▶ INPUT

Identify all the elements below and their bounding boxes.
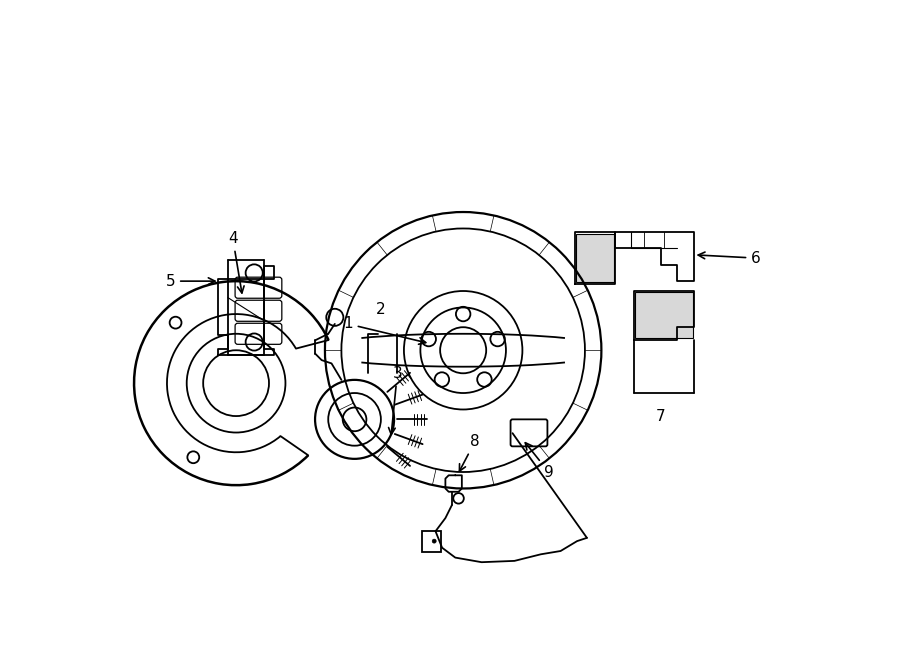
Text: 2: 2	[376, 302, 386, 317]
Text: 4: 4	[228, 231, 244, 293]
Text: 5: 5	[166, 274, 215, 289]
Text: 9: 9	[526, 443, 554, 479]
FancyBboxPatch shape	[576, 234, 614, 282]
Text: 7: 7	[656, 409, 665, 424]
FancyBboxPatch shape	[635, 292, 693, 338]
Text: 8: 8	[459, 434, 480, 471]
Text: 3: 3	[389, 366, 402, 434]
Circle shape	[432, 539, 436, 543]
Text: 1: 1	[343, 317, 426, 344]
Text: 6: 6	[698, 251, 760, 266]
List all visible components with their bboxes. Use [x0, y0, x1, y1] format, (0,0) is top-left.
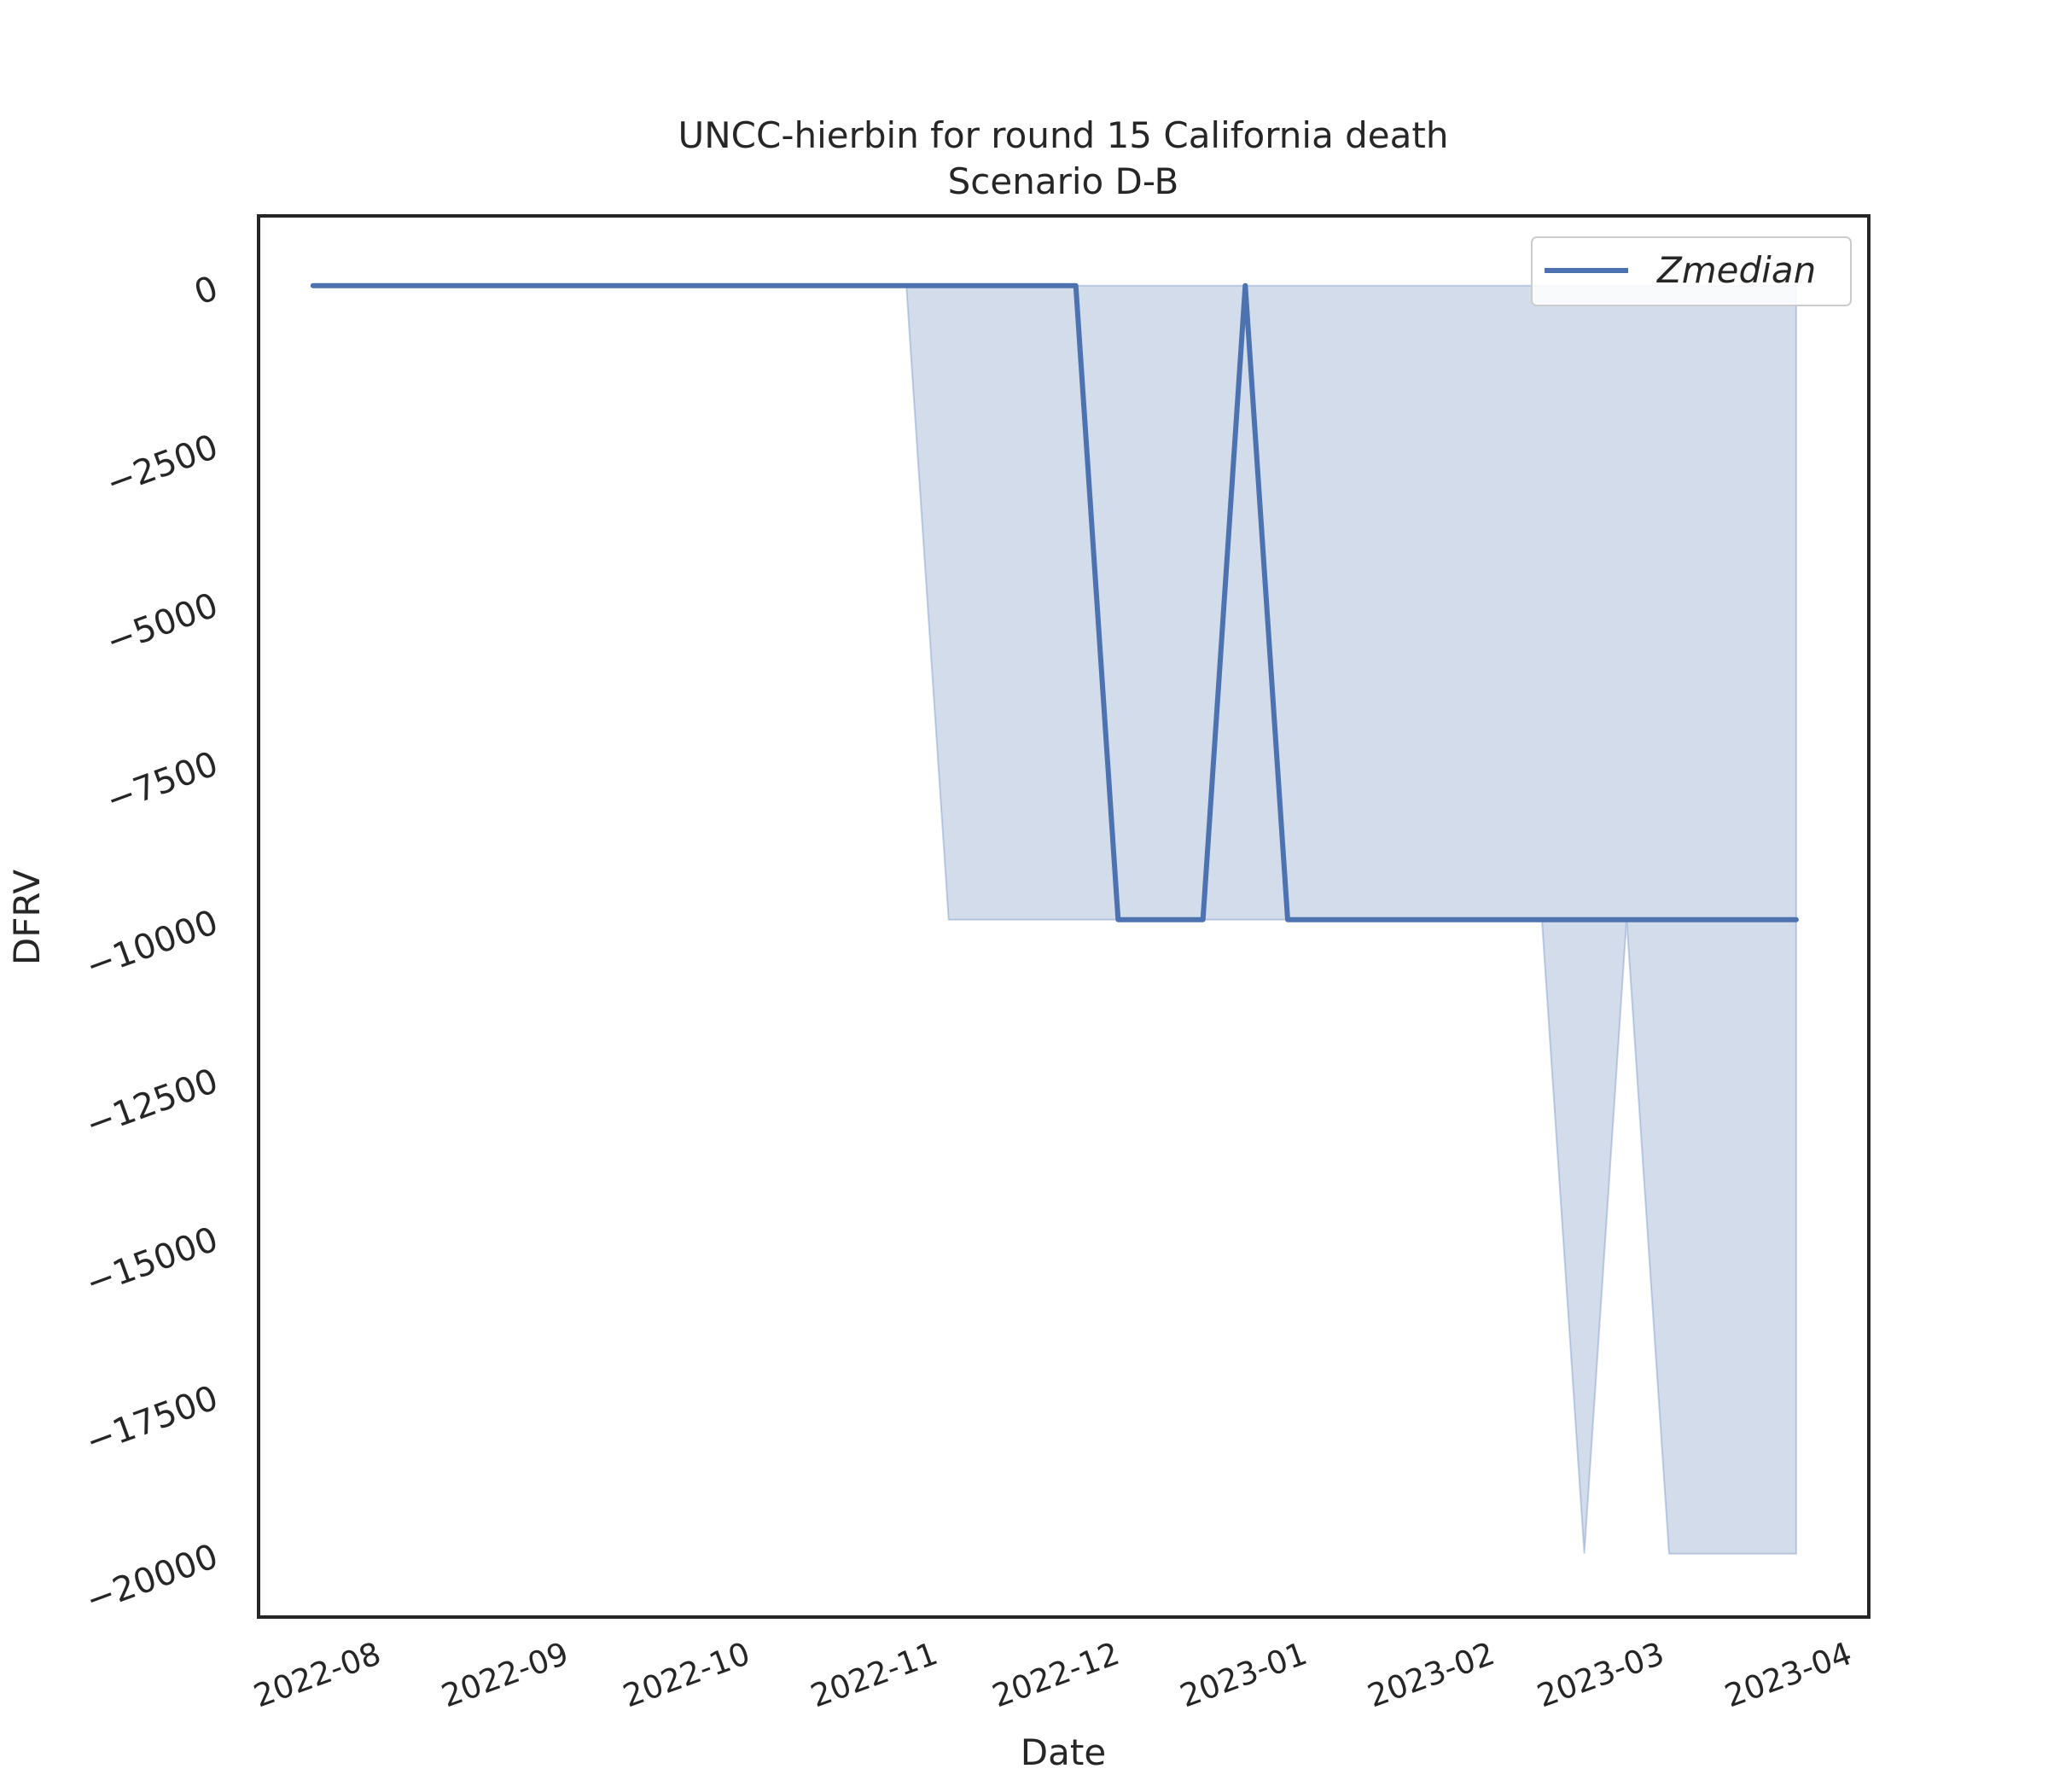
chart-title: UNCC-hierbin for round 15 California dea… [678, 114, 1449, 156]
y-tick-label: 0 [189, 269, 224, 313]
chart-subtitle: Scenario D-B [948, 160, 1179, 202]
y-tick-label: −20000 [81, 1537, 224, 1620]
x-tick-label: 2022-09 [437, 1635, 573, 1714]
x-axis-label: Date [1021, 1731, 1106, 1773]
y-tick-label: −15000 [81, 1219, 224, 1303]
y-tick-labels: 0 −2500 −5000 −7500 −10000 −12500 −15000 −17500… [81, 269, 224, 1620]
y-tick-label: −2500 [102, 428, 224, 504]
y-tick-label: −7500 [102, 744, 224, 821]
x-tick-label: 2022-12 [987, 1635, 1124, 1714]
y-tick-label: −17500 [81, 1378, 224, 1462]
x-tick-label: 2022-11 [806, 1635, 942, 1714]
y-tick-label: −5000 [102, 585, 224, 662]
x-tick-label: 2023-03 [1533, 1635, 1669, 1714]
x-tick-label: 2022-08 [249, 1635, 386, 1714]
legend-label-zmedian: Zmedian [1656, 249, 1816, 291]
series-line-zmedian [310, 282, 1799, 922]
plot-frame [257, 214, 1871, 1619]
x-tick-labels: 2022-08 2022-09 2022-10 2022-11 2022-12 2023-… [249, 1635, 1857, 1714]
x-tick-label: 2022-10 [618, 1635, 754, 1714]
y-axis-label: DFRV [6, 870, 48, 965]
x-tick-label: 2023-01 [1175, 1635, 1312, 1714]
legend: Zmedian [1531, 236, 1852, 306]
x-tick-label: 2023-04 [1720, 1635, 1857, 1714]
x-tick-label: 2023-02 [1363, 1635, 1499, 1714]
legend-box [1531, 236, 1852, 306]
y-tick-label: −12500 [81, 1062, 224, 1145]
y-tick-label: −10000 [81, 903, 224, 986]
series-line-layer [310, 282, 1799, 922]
==
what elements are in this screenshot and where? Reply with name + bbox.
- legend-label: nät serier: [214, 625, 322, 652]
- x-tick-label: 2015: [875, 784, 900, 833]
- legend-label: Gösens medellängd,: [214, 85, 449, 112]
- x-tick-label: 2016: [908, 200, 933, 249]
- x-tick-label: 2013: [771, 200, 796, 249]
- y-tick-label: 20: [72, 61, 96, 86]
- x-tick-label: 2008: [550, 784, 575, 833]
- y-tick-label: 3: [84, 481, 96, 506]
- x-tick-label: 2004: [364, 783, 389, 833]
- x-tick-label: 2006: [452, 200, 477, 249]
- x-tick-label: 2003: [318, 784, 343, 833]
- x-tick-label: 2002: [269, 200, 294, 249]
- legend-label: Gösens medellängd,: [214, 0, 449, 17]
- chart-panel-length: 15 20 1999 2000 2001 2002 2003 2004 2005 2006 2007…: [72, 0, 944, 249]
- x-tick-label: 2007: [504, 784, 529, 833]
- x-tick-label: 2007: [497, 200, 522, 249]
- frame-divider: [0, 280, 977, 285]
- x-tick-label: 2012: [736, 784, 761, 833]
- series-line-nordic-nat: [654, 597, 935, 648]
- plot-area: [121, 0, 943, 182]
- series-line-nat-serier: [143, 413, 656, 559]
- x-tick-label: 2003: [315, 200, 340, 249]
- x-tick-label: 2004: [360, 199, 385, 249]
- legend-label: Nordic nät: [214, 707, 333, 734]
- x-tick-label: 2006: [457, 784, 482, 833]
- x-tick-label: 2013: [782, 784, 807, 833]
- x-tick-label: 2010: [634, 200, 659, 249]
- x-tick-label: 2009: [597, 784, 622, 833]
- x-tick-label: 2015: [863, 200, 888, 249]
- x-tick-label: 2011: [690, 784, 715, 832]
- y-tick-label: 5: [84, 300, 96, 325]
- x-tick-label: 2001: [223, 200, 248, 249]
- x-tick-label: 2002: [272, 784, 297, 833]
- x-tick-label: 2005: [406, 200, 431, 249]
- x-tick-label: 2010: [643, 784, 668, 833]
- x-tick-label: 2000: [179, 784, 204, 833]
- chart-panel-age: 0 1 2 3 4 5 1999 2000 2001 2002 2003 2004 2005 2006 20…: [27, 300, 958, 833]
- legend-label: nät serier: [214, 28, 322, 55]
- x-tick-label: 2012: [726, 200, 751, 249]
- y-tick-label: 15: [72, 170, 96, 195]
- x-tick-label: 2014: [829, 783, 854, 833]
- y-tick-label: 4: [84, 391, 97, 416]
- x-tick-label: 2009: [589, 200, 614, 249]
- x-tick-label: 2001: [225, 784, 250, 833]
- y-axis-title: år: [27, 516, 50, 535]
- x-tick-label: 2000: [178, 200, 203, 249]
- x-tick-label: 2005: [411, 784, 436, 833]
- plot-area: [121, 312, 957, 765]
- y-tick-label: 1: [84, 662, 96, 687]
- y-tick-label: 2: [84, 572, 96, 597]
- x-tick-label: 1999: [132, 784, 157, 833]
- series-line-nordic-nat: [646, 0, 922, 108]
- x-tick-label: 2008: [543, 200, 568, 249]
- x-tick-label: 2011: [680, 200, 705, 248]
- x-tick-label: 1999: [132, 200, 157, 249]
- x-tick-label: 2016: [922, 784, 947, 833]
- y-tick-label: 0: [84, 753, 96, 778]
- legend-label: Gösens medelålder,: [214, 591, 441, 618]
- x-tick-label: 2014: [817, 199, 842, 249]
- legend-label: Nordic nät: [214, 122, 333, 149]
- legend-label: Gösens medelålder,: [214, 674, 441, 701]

▶ EXERCISE
Please arrange the records above as a numbered list, starting at the line that contains "Identify all the" and stopping after the line that contains "List all visible". Omit the pictures and any blank lines.

▶ RESULT OF THIS TASK
1. Identify all the elements below and their bounding boxes.
2. Text: 2: 2	[376, 302, 386, 317]
3. Text: 4: 4	[228, 231, 244, 293]
4. Text: 5: 5	[166, 274, 215, 289]
5. Text: 9: 9	[526, 443, 554, 479]
6. FancyBboxPatch shape	[576, 234, 614, 282]
7. Text: 7: 7	[656, 409, 665, 424]
8. FancyBboxPatch shape	[635, 292, 693, 338]
9. Text: 8: 8	[459, 434, 480, 471]
10. Text: 3: 3	[389, 366, 402, 434]
11. Circle shape	[432, 539, 436, 543]
12. Text: 1: 1	[343, 317, 426, 344]
13. Text: 6: 6	[698, 251, 760, 266]
14. List all visible components with their bboxes. Use [x0, y0, x1, y1] format, (0,0) is top-left.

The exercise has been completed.